Directions: Skip the images; return every entry exactly.
Exercise materials START
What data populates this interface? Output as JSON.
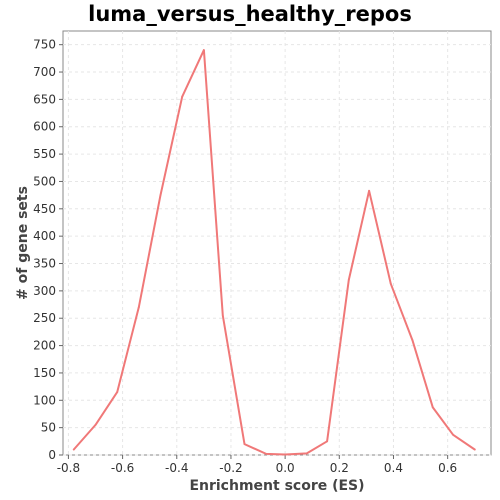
{
  "chart_data": {
    "type": "line",
    "title": "luma_versus_healthy_repos",
    "xlabel": "Enrichment score (ES)",
    "ylabel": "# of gene sets",
    "xlim": [
      -0.82,
      0.76
    ],
    "ylim": [
      0,
      775
    ],
    "xticks": [
      -0.8,
      -0.6,
      -0.4,
      -0.2,
      0.0,
      0.2,
      0.4,
      0.6
    ],
    "xtick_labels": [
      "-0.8",
      "-0.6",
      "-0.4",
      "-0.2",
      "0.0",
      "0.2",
      "0.4",
      "0.6"
    ],
    "yticks": [
      0,
      50,
      100,
      150,
      200,
      250,
      300,
      350,
      400,
      450,
      500,
      550,
      600,
      650,
      700,
      750
    ],
    "ytick_labels": [
      "0",
      "50",
      "100",
      "150",
      "200",
      "250",
      "300",
      "350",
      "400",
      "450",
      "500",
      "550",
      "600",
      "650",
      "700",
      "750"
    ],
    "grid": true,
    "legend": "none",
    "series": [
      {
        "color": "#f07878",
        "x": [
          -0.78,
          -0.7,
          -0.62,
          -0.54,
          -0.46,
          -0.38,
          -0.3,
          -0.23,
          -0.15,
          -0.07,
          0.0,
          0.08,
          0.155,
          0.235,
          0.31,
          0.39,
          0.47,
          0.545,
          0.62,
          0.7
        ],
        "y": [
          10,
          55,
          115,
          270,
          475,
          655,
          740,
          255,
          20,
          2,
          1,
          3,
          25,
          320,
          483,
          313,
          210,
          87,
          37,
          10
        ]
      }
    ]
  }
}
Exercise materials END
Exercise answer:
What data populates this interface? Output as JSON.
{
  "chart_data": {
    "type": "line",
    "title": "luma_versus_healthy_repos",
    "xlabel": "Enrichment score (ES)",
    "ylabel": "# of gene sets",
    "xlim": [
      -0.82,
      0.76
    ],
    "ylim": [
      0,
      775
    ],
    "xticks": [
      -0.8,
      -0.6,
      -0.4,
      -0.2,
      0.0,
      0.2,
      0.4,
      0.6
    ],
    "xtick_labels": [
      "-0.8",
      "-0.6",
      "-0.4",
      "-0.2",
      "0.0",
      "0.2",
      "0.4",
      "0.6"
    ],
    "yticks": [
      0,
      50,
      100,
      150,
      200,
      250,
      300,
      350,
      400,
      450,
      500,
      550,
      600,
      650,
      700,
      750
    ],
    "ytick_labels": [
      "0",
      "50",
      "100",
      "150",
      "200",
      "250",
      "300",
      "350",
      "400",
      "450",
      "500",
      "550",
      "600",
      "650",
      "700",
      "750"
    ],
    "grid": true,
    "legend": "none",
    "series": [
      {
        "color": "#f07878",
        "x": [
          -0.78,
          -0.7,
          -0.62,
          -0.54,
          -0.46,
          -0.38,
          -0.3,
          -0.23,
          -0.15,
          -0.07,
          0.0,
          0.08,
          0.155,
          0.235,
          0.31,
          0.39,
          0.47,
          0.545,
          0.62,
          0.7
        ],
        "y": [
          10,
          55,
          115,
          270,
          475,
          655,
          740,
          255,
          20,
          2,
          1,
          3,
          25,
          320,
          483,
          313,
          210,
          87,
          37,
          10
        ]
      }
    ]
  }
}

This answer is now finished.